Exercise description:
Reproduce all of the data that follows, character for character.

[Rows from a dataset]

= = =

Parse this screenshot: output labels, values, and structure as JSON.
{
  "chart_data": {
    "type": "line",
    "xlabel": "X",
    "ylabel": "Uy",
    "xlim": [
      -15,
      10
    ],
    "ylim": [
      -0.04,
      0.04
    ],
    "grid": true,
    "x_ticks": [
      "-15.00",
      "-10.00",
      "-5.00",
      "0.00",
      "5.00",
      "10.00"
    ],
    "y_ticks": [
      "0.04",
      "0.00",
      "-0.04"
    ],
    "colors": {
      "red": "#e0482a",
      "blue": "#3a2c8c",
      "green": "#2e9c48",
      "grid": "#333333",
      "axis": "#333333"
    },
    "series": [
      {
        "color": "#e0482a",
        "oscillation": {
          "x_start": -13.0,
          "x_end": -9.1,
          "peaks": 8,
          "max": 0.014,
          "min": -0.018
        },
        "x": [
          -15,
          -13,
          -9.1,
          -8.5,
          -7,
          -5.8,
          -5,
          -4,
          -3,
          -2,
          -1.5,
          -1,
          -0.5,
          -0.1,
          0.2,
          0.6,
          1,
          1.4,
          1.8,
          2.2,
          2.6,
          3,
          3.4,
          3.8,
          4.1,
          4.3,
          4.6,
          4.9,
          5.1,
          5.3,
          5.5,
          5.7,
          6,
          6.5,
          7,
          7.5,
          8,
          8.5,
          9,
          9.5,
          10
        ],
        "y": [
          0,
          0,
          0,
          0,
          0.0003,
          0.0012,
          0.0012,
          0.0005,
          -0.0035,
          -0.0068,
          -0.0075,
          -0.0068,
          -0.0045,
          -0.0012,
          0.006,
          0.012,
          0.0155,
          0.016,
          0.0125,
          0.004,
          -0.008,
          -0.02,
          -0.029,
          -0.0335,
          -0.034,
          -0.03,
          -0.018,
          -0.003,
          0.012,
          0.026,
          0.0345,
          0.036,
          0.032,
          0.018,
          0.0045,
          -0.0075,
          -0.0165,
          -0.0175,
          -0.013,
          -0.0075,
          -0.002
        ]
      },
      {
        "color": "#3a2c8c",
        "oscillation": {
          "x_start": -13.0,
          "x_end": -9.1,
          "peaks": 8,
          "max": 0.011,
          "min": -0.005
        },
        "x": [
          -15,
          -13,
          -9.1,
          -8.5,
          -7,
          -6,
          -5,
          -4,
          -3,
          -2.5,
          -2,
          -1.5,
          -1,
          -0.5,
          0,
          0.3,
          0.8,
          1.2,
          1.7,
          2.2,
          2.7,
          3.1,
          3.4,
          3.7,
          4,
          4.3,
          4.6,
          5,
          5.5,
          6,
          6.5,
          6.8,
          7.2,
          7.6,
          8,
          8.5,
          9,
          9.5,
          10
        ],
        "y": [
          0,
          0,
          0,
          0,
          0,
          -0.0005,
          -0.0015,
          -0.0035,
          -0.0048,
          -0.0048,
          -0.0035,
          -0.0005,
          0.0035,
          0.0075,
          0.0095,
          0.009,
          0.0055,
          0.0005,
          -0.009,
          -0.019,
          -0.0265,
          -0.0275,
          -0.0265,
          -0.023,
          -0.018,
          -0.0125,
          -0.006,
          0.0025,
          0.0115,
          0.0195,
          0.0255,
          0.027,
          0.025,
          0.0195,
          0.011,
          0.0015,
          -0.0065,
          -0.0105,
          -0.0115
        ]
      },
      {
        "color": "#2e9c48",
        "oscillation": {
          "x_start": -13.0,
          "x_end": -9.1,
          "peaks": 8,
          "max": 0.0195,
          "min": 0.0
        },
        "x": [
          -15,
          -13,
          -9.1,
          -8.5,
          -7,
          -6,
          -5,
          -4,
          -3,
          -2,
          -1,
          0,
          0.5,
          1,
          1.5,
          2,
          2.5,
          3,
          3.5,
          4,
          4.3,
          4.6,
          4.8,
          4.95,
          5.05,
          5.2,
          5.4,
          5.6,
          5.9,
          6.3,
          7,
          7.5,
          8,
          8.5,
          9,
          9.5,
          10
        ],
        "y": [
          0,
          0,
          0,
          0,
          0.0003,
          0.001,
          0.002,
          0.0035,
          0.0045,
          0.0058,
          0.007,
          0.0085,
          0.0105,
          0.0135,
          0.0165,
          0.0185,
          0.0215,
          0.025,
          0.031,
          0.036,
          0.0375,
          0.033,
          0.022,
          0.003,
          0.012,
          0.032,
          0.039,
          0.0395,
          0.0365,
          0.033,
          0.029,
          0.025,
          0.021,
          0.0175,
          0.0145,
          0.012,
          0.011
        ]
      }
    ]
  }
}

= = =

Task output:
Parse this screenshot: output labels, values, and structure as JSON.
{
  "chart_data": {
    "type": "line",
    "xlabel": "X",
    "ylabel": "Uy",
    "xlim": [
      -15,
      10
    ],
    "ylim": [
      -0.04,
      0.04
    ],
    "grid": true,
    "x_ticks": [
      "-15.00",
      "-10.00",
      "-5.00",
      "0.00",
      "5.00",
      "10.00"
    ],
    "y_ticks": [
      "0.04",
      "0.00",
      "-0.04"
    ],
    "colors": {
      "red": "#e0482a",
      "blue": "#3a2c8c",
      "green": "#2e9c48",
      "grid": "#333333",
      "axis": "#333333"
    },
    "series": [
      {
        "color": "#e0482a",
        "oscillation": {
          "x_start": -13.0,
          "x_end": -9.1,
          "peaks": 8,
          "max": 0.014,
          "min": -0.018
        },
        "x": [
          -15,
          -13,
          -9.1,
          -8.5,
          -7,
          -5.8,
          -5,
          -4,
          -3,
          -2,
          -1.5,
          -1,
          -0.5,
          -0.1,
          0.2,
          0.6,
          1,
          1.4,
          1.8,
          2.2,
          2.6,
          3,
          3.4,
          3.8,
          4.1,
          4.3,
          4.6,
          4.9,
          5.1,
          5.3,
          5.5,
          5.7,
          6,
          6.5,
          7,
          7.5,
          8,
          8.5,
          9,
          9.5,
          10
        ],
        "y": [
          0,
          0,
          0,
          0,
          0.0003,
          0.0012,
          0.0012,
          0.0005,
          -0.0035,
          -0.0068,
          -0.0075,
          -0.0068,
          -0.0045,
          -0.0012,
          0.006,
          0.012,
          0.0155,
          0.016,
          0.0125,
          0.004,
          -0.008,
          -0.02,
          -0.029,
          -0.0335,
          -0.034,
          -0.03,
          -0.018,
          -0.003,
          0.012,
          0.026,
          0.0345,
          0.036,
          0.032,
          0.018,
          0.0045,
          -0.0075,
          -0.0165,
          -0.0175,
          -0.013,
          -0.0075,
          -0.002
        ]
      },
      {
        "color": "#3a2c8c",
        "oscillation": {
          "x_start": -13.0,
          "x_end": -9.1,
          "peaks": 8,
          "max": 0.011,
          "min": -0.005
        },
        "x": [
          -15,
          -13,
          -9.1,
          -8.5,
          -7,
          -6,
          -5,
          -4,
          -3,
          -2.5,
          -2,
          -1.5,
          -1,
          -0.5,
          0,
          0.3,
          0.8,
          1.2,
          1.7,
          2.2,
          2.7,
          3.1,
          3.4,
          3.7,
          4,
          4.3,
          4.6,
          5,
          5.5,
          6,
          6.5,
          6.8,
          7.2,
          7.6,
          8,
          8.5,
          9,
          9.5,
          10
        ],
        "y": [
          0,
          0,
          0,
          0,
          0,
          -0.0005,
          -0.0015,
          -0.0035,
          -0.0048,
          -0.0048,
          -0.0035,
          -0.0005,
          0.0035,
          0.0075,
          0.0095,
          0.009,
          0.0055,
          0.0005,
          -0.009,
          -0.019,
          -0.0265,
          -0.0275,
          -0.0265,
          -0.023,
          -0.018,
          -0.0125,
          -0.006,
          0.0025,
          0.0115,
          0.0195,
          0.0255,
          0.027,
          0.025,
          0.0195,
          0.011,
          0.0015,
          -0.0065,
          -0.0105,
          -0.0115
        ]
      },
      {
        "color": "#2e9c48",
        "oscillation": {
          "x_start": -13.0,
          "x_end": -9.1,
          "peaks": 8,
          "max": 0.0195,
          "min": 0.0
        },
        "x": [
          -15,
          -13,
          -9.1,
          -8.5,
          -7,
          -6,
          -5,
          -4,
          -3,
          -2,
          -1,
          0,
          0.5,
          1,
          1.5,
          2,
          2.5,
          3,
          3.5,
          4,
          4.3,
          4.6,
          4.8,
          4.95,
          5.05,
          5.2,
          5.4,
          5.6,
          5.9,
          6.3,
          7,
          7.5,
          8,
          8.5,
          9,
          9.5,
          10
        ],
        "y": [
          0,
          0,
          0,
          0,
          0.0003,
          0.001,
          0.002,
          0.0035,
          0.0045,
          0.0058,
          0.007,
          0.0085,
          0.0105,
          0.0135,
          0.0165,
          0.0185,
          0.0215,
          0.025,
          0.031,
          0.036,
          0.0375,
          0.033,
          0.022,
          0.003,
          0.012,
          0.032,
          0.039,
          0.0395,
          0.0365,
          0.033,
          0.029,
          0.025,
          0.021,
          0.0175,
          0.0145,
          0.012,
          0.011
        ]
      }
    ]
  }
}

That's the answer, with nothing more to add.